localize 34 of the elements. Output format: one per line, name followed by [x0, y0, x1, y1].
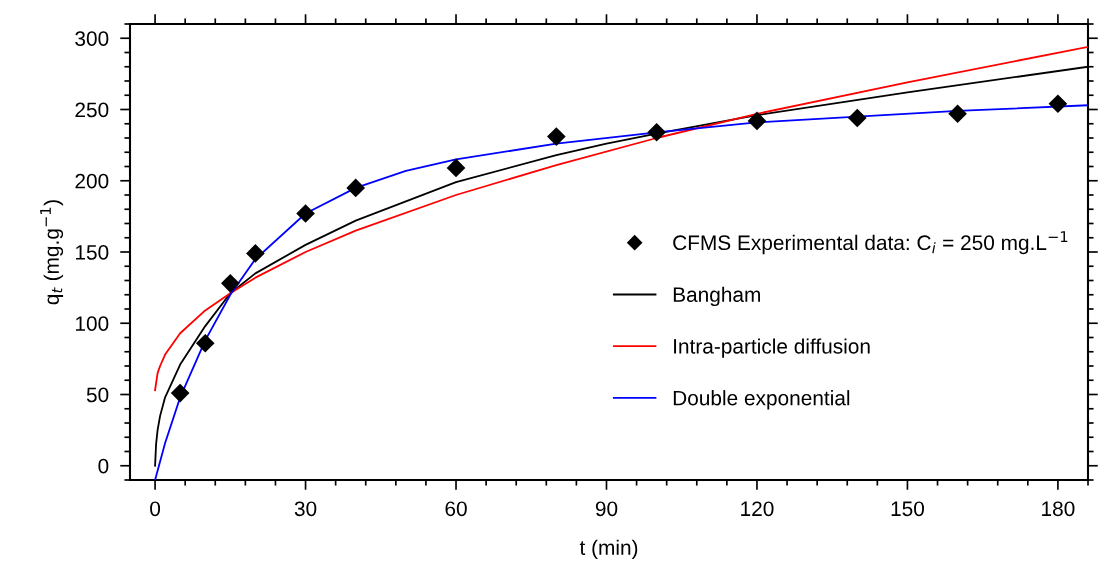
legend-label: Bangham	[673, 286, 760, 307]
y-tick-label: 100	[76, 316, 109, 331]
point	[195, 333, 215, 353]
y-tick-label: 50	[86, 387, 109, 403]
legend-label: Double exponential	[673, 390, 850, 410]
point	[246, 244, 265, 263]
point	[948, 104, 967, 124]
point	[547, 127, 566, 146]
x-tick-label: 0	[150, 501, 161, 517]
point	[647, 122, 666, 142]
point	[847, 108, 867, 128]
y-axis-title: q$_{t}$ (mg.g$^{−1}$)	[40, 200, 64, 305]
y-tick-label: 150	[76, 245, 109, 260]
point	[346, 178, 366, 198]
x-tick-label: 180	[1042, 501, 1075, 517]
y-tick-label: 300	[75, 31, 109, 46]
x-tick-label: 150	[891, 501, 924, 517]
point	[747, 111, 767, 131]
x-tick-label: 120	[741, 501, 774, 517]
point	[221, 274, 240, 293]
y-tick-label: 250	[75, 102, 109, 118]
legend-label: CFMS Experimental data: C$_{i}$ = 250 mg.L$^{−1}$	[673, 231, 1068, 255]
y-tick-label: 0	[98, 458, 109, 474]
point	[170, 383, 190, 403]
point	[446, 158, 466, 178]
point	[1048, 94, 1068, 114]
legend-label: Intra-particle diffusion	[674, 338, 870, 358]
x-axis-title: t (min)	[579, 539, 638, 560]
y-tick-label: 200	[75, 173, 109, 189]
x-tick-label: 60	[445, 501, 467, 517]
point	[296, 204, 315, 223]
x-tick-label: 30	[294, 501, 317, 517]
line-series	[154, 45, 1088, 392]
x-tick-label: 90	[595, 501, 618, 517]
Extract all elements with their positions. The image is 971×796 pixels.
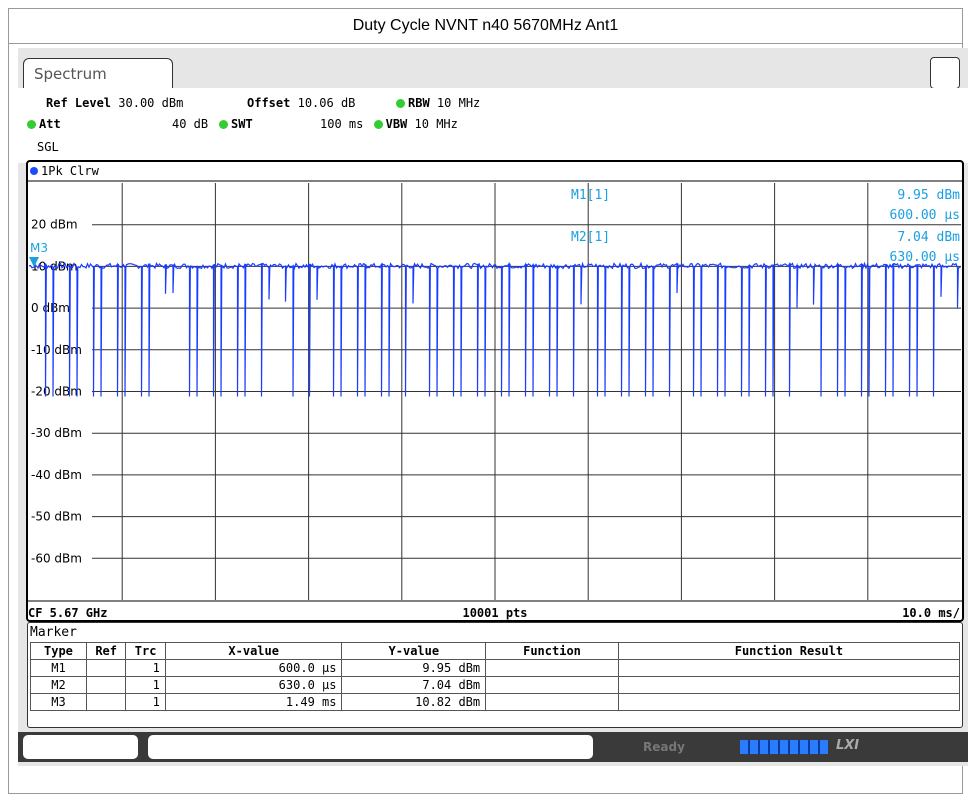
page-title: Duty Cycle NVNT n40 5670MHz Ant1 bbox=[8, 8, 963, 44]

====================

Written problem →
Lay out every line of the rows above as a numbered list, leaving out blank lines and the pictures.

Output of the exercise →
1. localize 34 of the elements. Output format: one per line, name followed by [x0, y0, x1, y1].
2. legend-label: Bangham	[673, 286, 760, 307]
3. y-tick-label: 100	[76, 316, 109, 331]
4. point	[195, 333, 215, 353]
5. y-tick-label: 50	[86, 387, 109, 403]
6. legend-label: Double exponential	[673, 390, 850, 410]
7. point	[246, 244, 265, 263]
8. point	[948, 104, 967, 124]
9. point	[547, 127, 566, 146]
10. x-tick-label: 0	[150, 501, 161, 517]
11. point	[647, 122, 666, 142]
12. point	[847, 108, 867, 128]
13. y-axis-title: q$_{t}$ (mg.g$^{−1}$)	[40, 200, 64, 305]
14. y-tick-label: 150	[76, 245, 109, 260]
15. point	[346, 178, 366, 198]
16. x-tick-label: 180	[1042, 501, 1075, 517]
17. y-tick-label: 300	[75, 31, 109, 46]
18. x-tick-label: 150	[891, 501, 924, 517]
19. point	[747, 111, 767, 131]
20. x-tick-label: 120	[741, 501, 774, 517]
21. point	[221, 274, 240, 293]
22. y-tick-label: 250	[75, 102, 109, 118]
23. legend-label: CFMS Experimental data: C$_{i}$ = 250 mg.L$^{−1}$	[673, 231, 1068, 255]
24. y-tick-label: 0	[98, 458, 109, 474]
25. point	[170, 383, 190, 403]
26. point	[446, 158, 466, 178]
27. point	[1048, 94, 1068, 114]
28. legend-label: Intra-particle diffusion	[674, 338, 870, 358]
29. x-axis-title: t (min)	[579, 539, 638, 560]
30. y-tick-label: 200	[75, 173, 109, 189]
31. x-tick-label: 60	[445, 501, 467, 517]
32. point	[296, 204, 315, 223]
33. x-tick-label: 30	[294, 501, 317, 517]
34. line-series	[154, 45, 1088, 392]
35. x-tick-label: 90	[595, 501, 618, 517]
36. Extract all elements with their positions. The image is 971×796 pixels.
37. page-title: Duty Cycle NVNT n40 5670MHz Ant1 bbox=[8, 8, 963, 44]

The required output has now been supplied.